Direction
Here are records with pictures in them. Copy all of them exactly and leave the pictures out.

════════════════════

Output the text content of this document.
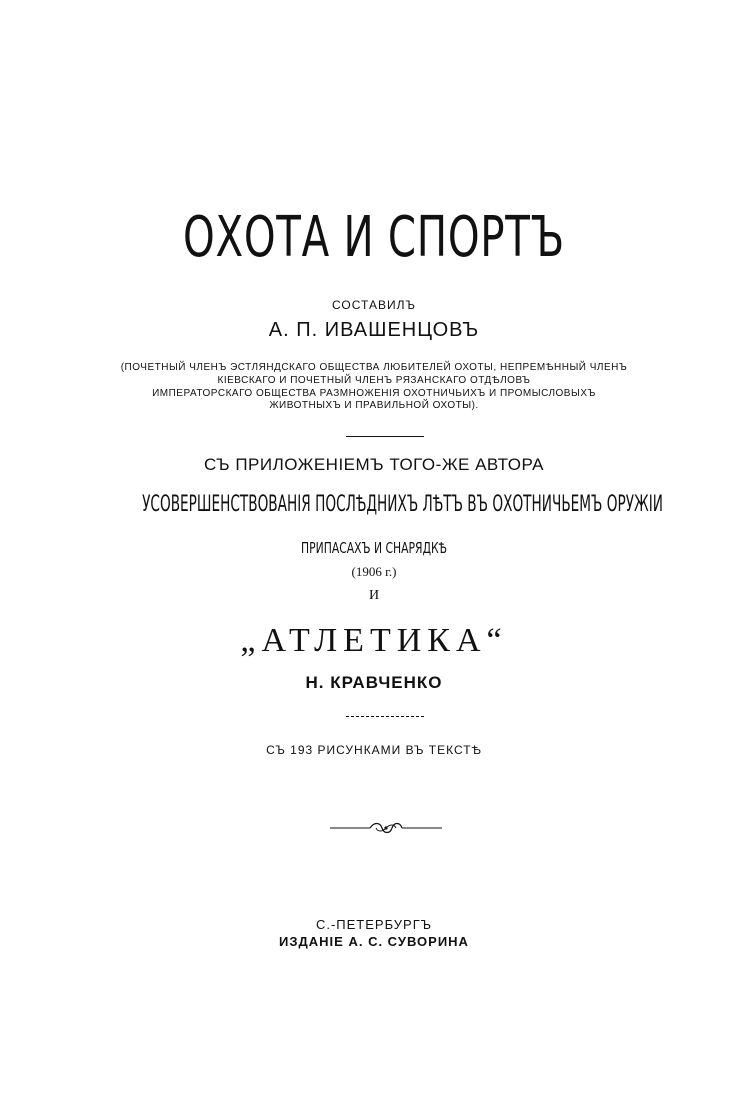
ОХОТА И СПОРТЪ
СОСТАВИЛЪ
А. П. ИВАШЕНЦОВЪ
(ПОЧЕТНЫЙ ЧЛЕНЪ ЭСТЛЯНДСКАГО ОБЩЕСТВА ЛЮБИТЕЛЕЙ ОХОТЫ, НЕПРЕМѢННЫЙ ЧЛЕНЪ
КІЕВСКАГО И ПОЧЕТНЫЙ ЧЛЕНЪ РЯЗАНСКАГО ОТДѢЛОВЪ
ИМПЕРАТОРСКАГО ОБЩЕСТВА РАЗМНОЖЕНІЯ ОХОТНИЧЬИХЪ И ПРОМЫСЛОВЫХЪ
ЖИВОТНЫХЪ И ПРАВИЛЬНОЙ ОХОТЫ).
СЪ ПРИЛОЖЕНІЕМЪ ТОГО-ЖЕ АВТОРА
УСОВЕРШЕНСТВОВАНІЯ ПОСЛѢДНИХЪ ЛѢТЪ ВЪ ОХОТНИЧЬЕМЪ ОРУЖІИ
ПРИПАСАХЪ И СНАРЯДКѢ
(1906 г.)
И
„АТЛЕТИКА“
Н. КРАВЧЕНКО
СЪ 193 РИСУНКАМИ ВЪ ТЕКСТѢ
С.-ПЕТЕРБУРГЪ
ИЗДАНІЕ А. С. СУВОРИНА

════════════════════

Result
Output the text content of this document.
ОХОТА И СПОРТЪ
СОСТАВИЛЪ
А. П. ИВАШЕНЦОВЪ
(ПОЧЕТНЫЙ ЧЛЕНЪ ЭСТЛЯНДСКАГО ОБЩЕСТВА ЛЮБИТЕЛЕЙ ОХОТЫ, НЕПРЕМѢННЫЙ ЧЛЕНЪ
КІЕВСКАГО И ПОЧЕТНЫЙ ЧЛЕНЪ РЯЗАНСКАГО ОТДѢЛОВЪ
ИМПЕРАТОРСКАГО ОБЩЕСТВА РАЗМНОЖЕНІЯ ОХОТНИЧЬИХЪ И ПРОМЫСЛОВЫХЪ
ЖИВОТНЫХЪ И ПРАВИЛЬНОЙ ОХОТЫ).
СЪ ПРИЛОЖЕНІЕМЪ ТОГО-ЖЕ АВТОРА
УСОВЕРШЕНСТВОВАНІЯ ПОСЛѢДНИХЪ ЛѢТЪ ВЪ ОХОТНИЧЬЕМЪ ОРУЖІИ
ПРИПАСАХЪ И СНАРЯДКѢ
(1906 г.)
И
„АТЛЕТИКА“
Н. КРАВЧЕНКО
СЪ 193 РИСУНКАМИ ВЪ ТЕКСТѢ
С.-ПЕТЕРБУРГЪ
ИЗДАНІЕ А. С. СУВОРИНА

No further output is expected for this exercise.